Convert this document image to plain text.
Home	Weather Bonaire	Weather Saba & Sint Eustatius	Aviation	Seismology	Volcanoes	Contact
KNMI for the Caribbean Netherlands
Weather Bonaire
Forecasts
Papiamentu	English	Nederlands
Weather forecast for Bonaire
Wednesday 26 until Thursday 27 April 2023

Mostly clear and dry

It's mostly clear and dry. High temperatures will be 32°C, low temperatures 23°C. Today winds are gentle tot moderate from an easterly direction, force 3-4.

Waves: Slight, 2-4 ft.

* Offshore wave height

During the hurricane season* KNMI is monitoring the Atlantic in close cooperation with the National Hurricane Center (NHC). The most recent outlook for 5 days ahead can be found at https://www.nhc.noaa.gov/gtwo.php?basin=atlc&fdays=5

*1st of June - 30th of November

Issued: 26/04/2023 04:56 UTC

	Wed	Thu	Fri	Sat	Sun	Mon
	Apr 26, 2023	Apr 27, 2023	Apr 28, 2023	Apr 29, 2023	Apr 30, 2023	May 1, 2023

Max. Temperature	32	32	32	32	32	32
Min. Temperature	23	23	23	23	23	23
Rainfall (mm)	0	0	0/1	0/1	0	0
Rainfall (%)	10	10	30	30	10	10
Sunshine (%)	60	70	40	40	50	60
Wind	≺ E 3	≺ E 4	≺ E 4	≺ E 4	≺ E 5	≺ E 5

——————

Scan the listing above for the word "KNMI" and copy every line that holds it.

KNMI for the Caribbean Netherlands
During the hurricane season* KNMI is monitoring the Atlantic in close cooperation with the National Hurricane Center (NHC). The most recent outlook for 5 days ahead can be found at https://www.nhc.noaa.gov/gtwo.php?basin=atlc&fdays=5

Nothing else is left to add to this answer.